Exercise: Repeat the records below word for word, but start at the line that contains "Output the text content of this document.", stop after the last line, and include nothing else.

Input data:
## begin
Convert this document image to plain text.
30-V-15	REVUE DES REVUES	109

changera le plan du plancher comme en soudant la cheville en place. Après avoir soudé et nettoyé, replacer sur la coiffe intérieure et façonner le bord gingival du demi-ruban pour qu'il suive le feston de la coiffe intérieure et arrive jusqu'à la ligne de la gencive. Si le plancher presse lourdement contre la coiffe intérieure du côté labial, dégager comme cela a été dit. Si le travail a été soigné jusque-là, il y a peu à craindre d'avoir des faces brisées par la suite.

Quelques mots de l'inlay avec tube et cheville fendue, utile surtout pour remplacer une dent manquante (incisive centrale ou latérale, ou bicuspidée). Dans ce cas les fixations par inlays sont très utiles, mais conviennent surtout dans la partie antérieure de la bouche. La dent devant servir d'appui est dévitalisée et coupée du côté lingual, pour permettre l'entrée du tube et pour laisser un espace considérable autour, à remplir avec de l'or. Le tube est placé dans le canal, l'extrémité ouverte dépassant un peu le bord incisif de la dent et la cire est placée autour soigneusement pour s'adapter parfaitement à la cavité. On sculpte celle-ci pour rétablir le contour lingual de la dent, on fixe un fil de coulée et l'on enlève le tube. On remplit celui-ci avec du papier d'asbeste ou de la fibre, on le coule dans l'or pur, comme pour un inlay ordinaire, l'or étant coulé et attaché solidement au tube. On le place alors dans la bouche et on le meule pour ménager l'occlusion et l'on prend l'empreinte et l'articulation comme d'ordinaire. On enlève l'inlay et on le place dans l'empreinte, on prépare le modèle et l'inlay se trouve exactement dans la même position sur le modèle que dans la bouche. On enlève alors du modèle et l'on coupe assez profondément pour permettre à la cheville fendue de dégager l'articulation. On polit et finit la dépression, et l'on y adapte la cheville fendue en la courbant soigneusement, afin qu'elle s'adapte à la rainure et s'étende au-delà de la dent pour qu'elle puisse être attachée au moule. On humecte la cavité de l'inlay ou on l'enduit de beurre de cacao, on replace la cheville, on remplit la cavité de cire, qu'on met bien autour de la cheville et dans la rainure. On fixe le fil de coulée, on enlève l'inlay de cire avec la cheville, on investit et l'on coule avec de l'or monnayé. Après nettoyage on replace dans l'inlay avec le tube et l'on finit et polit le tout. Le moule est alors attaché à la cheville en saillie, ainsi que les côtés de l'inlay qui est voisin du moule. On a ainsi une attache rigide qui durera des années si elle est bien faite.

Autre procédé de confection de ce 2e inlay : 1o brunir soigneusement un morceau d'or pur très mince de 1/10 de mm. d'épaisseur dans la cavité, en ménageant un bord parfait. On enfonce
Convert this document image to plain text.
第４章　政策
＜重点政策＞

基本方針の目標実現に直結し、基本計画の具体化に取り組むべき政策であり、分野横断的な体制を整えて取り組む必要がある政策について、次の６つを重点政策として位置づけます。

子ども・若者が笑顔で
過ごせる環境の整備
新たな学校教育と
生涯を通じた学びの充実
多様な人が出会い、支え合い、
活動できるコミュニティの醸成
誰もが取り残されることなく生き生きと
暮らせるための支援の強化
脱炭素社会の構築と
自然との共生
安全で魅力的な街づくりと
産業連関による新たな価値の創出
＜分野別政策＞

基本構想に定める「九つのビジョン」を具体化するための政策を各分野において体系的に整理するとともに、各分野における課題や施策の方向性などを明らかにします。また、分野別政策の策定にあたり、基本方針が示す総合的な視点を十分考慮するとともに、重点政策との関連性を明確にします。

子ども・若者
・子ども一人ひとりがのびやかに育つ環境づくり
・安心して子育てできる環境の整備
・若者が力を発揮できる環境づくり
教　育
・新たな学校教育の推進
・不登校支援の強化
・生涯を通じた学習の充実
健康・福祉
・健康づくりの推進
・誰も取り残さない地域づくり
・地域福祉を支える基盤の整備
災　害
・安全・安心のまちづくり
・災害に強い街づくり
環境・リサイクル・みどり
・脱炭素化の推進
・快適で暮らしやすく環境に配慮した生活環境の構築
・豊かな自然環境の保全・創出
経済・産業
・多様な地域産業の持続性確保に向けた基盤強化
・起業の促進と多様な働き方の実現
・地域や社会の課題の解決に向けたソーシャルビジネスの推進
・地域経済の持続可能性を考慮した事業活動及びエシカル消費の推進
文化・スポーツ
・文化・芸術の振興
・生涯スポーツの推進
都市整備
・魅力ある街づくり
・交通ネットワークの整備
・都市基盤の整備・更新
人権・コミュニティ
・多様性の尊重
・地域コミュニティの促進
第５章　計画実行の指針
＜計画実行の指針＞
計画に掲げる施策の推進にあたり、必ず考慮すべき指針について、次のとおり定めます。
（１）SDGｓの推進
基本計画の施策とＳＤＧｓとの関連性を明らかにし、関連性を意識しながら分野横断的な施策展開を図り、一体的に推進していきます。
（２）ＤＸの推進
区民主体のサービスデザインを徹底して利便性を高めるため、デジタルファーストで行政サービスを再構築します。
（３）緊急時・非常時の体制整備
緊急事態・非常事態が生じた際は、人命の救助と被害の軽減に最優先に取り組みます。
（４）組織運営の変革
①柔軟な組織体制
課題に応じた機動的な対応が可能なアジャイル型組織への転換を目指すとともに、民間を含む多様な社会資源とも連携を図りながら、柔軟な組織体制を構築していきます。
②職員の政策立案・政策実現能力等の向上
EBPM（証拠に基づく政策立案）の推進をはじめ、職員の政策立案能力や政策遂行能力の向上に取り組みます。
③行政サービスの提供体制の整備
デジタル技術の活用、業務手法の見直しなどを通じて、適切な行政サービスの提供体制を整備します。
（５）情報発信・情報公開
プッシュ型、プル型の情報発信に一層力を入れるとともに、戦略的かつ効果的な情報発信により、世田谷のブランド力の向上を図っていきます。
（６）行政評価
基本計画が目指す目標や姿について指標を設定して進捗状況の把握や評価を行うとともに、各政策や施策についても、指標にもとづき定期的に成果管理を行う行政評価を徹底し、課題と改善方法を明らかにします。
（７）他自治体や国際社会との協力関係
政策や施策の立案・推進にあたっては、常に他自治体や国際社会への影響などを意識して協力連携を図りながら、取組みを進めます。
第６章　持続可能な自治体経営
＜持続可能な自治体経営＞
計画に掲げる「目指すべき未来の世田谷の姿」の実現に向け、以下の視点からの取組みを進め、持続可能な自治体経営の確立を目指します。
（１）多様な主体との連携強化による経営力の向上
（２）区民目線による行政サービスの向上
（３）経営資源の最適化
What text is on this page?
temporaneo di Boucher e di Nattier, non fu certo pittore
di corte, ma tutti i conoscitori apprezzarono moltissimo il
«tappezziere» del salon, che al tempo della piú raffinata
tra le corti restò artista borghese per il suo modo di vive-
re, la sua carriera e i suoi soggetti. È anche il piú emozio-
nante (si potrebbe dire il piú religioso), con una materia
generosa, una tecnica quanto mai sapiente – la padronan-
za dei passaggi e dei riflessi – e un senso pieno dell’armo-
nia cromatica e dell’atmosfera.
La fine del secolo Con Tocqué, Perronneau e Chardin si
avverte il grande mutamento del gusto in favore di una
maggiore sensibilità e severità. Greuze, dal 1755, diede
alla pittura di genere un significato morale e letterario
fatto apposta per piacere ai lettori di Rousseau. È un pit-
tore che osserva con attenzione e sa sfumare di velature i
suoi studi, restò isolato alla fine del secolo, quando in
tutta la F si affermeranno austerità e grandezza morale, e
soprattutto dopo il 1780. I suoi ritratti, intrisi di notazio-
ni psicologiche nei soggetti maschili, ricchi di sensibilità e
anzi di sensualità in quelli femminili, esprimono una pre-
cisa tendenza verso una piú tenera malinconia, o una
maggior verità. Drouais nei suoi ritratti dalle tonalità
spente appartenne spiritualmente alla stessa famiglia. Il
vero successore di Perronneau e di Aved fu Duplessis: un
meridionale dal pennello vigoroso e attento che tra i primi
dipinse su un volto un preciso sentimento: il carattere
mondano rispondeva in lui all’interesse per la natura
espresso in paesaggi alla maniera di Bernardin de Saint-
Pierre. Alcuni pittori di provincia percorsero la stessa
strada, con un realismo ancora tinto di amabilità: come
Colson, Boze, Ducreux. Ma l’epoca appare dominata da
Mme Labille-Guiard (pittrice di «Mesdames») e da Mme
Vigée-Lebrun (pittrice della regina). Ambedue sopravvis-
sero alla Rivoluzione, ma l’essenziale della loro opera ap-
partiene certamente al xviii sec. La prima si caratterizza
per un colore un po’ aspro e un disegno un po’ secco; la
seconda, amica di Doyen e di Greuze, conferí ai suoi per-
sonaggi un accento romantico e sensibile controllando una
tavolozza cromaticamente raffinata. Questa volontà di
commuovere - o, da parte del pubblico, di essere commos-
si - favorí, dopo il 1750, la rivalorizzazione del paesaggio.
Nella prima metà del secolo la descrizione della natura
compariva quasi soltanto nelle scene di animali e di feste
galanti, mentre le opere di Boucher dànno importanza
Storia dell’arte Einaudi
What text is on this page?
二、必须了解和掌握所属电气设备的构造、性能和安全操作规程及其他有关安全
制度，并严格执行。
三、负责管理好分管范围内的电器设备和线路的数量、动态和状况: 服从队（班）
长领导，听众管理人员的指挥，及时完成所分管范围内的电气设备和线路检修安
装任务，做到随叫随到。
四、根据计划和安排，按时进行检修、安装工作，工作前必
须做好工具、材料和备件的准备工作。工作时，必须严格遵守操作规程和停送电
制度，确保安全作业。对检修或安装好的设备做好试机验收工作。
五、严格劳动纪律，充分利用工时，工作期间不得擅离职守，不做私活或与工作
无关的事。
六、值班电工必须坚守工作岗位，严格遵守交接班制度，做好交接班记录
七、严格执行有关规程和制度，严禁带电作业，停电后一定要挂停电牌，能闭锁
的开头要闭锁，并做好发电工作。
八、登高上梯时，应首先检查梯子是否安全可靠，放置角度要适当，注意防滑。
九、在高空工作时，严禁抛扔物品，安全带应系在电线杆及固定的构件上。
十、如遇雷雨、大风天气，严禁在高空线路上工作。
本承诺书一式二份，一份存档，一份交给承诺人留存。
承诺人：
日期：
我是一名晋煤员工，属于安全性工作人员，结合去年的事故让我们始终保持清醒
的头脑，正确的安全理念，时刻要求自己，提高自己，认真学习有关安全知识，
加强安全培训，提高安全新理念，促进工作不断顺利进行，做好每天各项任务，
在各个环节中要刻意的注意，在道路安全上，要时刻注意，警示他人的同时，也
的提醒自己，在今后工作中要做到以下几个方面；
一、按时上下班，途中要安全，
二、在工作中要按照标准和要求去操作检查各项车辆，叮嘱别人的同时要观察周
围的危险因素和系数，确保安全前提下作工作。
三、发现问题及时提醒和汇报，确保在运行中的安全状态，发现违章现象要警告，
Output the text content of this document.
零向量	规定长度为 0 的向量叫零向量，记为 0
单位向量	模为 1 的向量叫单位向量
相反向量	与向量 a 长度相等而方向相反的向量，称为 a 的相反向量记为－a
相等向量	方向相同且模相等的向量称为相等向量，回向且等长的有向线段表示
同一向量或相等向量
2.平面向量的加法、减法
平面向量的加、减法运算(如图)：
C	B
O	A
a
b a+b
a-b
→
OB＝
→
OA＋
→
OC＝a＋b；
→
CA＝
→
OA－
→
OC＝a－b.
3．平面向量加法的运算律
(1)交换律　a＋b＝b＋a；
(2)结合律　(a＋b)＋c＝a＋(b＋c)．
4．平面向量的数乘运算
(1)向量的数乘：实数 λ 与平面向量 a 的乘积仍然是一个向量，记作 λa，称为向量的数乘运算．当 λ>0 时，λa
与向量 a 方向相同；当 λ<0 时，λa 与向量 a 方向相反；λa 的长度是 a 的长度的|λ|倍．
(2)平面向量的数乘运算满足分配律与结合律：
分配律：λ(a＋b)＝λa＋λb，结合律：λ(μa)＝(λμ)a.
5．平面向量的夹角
## end
Output for this exercise:
Output the text content of this document.
零向量	规定长度为 0 的向量叫零向量，记为 0
单位向量	模为 1 的向量叫单位向量
相反向量	与向量 a 长度相等而方向相反的向量，称为 a 的相反向量记为－a
相等向量	方向相同且模相等的向量称为相等向量，回向且等长的有向线段表示
同一向量或相等向量
2.平面向量的加法、减法
平面向量的加、减法运算(如图)：
C	B
O	A
a
b a+b
a-b
→
OB＝
→
OA＋
→
OC＝a＋b；
→
CA＝
→
OA－
→
OC＝a－b.
3．平面向量加法的运算律
(1)交换律　a＋b＝b＋a；
(2)结合律　(a＋b)＋c＝a＋(b＋c)．
4．平面向量的数乘运算
(1)向量的数乘：实数 λ 与平面向量 a 的乘积仍然是一个向量，记作 λa，称为向量的数乘运算．当 λ>0 时，λa
与向量 a 方向相同；当 λ<0 时，λa 与向量 a 方向相反；λa 的长度是 a 的长度的|λ|倍．
(2)平面向量的数乘运算满足分配律与结合律：
分配律：λ(a＋b)＝λa＋λb，结合律：λ(μa)＝(λμ)a.
5．平面向量的夹角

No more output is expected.